[Problem description]: Tally the lines in the listing below that include "labels". Answer with the count and nothing more.

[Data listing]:
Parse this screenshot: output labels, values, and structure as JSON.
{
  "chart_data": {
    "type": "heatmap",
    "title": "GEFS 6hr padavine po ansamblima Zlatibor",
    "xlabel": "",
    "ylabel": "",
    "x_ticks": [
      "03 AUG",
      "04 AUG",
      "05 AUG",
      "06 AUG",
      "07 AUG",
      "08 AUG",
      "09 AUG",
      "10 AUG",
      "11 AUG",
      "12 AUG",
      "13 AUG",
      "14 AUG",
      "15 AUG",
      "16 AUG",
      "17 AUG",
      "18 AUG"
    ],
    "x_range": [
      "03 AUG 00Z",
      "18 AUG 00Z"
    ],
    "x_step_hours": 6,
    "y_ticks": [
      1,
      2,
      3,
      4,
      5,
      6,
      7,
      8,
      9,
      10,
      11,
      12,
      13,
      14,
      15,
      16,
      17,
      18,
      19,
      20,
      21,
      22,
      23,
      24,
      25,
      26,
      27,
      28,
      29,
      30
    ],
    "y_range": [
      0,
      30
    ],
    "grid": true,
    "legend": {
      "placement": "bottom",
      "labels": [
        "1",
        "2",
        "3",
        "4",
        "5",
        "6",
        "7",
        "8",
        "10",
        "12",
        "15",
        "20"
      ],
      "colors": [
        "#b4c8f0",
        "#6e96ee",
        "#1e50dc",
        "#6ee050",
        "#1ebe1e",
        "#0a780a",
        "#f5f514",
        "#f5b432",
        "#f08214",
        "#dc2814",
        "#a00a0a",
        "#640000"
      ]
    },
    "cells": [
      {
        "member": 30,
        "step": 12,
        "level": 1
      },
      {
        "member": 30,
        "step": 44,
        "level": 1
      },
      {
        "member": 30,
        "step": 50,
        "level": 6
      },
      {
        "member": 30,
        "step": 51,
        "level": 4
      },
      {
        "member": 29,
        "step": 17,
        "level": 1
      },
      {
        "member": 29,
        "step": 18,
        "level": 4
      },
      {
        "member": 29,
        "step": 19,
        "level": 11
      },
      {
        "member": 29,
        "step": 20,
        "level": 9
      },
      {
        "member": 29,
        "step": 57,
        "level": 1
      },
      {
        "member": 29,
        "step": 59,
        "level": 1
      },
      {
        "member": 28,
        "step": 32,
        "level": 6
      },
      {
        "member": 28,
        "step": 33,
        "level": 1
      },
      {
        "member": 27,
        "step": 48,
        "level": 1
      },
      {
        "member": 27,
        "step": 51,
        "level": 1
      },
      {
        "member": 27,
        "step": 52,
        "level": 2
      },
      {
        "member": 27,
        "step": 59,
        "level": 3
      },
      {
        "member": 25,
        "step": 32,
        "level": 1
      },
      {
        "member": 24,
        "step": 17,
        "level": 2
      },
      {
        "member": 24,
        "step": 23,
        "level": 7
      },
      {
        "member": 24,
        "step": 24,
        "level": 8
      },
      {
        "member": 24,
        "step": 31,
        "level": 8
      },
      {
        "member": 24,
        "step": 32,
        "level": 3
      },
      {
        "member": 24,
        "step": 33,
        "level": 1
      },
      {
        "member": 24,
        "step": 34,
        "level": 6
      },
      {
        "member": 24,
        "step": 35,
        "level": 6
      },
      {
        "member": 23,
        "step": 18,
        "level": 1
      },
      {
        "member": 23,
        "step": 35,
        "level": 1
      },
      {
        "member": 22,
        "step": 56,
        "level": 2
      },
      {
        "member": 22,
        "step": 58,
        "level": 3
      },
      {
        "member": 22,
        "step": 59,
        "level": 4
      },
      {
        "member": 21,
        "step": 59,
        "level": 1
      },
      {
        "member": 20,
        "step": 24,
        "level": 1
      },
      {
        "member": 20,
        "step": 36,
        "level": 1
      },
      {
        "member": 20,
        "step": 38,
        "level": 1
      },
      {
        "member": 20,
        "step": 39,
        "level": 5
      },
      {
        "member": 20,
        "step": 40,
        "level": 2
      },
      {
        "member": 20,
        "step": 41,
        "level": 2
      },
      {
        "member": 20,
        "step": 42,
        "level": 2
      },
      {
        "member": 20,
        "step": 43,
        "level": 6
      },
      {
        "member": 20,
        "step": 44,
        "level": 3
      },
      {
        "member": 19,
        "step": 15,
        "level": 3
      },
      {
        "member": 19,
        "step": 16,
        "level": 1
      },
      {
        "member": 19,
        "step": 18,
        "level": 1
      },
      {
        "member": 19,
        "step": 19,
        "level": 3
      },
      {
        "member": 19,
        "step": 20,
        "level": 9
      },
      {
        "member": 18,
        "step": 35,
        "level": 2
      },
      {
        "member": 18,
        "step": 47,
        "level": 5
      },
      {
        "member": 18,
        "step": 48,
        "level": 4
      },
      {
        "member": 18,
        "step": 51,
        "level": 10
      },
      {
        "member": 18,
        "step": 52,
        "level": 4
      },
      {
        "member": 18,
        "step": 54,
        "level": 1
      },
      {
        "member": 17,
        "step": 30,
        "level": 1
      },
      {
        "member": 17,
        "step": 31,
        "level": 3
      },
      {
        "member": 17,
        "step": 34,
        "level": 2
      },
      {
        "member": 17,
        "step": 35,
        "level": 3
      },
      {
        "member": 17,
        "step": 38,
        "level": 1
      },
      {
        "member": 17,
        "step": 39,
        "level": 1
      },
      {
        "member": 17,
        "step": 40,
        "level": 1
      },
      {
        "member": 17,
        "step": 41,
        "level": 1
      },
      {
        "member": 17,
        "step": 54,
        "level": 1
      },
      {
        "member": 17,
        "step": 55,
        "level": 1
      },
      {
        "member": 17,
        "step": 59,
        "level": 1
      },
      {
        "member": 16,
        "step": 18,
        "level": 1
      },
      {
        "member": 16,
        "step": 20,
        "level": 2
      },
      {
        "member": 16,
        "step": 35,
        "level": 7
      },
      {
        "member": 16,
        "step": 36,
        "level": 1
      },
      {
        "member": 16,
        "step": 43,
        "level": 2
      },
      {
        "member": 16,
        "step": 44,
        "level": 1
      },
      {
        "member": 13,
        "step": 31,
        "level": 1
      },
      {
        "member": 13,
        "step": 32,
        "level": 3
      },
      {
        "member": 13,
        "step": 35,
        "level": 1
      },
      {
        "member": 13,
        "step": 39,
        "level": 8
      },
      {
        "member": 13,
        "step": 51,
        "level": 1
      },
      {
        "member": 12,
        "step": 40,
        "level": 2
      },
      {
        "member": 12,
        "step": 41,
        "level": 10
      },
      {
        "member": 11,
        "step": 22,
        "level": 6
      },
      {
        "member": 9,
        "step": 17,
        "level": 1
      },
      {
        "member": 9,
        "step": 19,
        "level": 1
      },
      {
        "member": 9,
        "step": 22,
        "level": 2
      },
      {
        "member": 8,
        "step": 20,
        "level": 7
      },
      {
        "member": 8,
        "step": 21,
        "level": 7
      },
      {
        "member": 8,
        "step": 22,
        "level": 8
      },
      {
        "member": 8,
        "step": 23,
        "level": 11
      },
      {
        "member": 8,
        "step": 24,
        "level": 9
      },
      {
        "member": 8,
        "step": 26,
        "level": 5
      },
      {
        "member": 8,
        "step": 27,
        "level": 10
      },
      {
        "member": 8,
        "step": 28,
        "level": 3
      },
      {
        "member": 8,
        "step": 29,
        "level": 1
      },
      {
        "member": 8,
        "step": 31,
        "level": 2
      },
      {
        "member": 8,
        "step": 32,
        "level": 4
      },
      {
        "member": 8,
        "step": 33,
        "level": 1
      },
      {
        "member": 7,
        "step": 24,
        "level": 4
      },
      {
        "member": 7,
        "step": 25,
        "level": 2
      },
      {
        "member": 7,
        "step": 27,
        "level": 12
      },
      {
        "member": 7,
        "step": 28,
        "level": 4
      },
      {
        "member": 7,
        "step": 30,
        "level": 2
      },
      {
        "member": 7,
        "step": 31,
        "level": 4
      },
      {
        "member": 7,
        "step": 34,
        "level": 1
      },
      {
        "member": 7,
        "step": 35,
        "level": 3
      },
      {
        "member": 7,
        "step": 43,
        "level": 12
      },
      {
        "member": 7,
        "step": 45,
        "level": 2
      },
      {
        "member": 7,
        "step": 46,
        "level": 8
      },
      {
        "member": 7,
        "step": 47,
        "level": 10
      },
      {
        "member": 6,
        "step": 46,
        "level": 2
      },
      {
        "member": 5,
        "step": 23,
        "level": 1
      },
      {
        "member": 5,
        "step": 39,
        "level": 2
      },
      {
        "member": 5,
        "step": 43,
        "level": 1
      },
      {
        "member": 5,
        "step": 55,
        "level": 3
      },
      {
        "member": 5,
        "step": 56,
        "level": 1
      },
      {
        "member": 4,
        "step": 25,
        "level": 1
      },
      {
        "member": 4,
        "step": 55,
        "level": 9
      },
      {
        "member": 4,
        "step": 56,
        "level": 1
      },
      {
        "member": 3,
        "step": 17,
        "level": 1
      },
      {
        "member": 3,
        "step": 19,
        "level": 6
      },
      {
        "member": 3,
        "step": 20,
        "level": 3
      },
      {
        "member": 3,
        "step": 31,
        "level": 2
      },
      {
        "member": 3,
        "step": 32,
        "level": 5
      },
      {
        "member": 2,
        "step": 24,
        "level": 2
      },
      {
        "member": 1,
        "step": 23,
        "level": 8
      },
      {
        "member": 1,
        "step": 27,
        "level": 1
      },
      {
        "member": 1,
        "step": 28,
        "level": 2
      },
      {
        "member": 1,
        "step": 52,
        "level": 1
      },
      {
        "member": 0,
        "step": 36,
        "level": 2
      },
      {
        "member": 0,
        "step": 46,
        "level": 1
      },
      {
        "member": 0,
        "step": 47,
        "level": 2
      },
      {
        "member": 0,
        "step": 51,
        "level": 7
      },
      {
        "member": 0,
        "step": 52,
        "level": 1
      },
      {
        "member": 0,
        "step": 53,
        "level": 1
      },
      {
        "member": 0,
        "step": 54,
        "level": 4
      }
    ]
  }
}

[Task response]: 2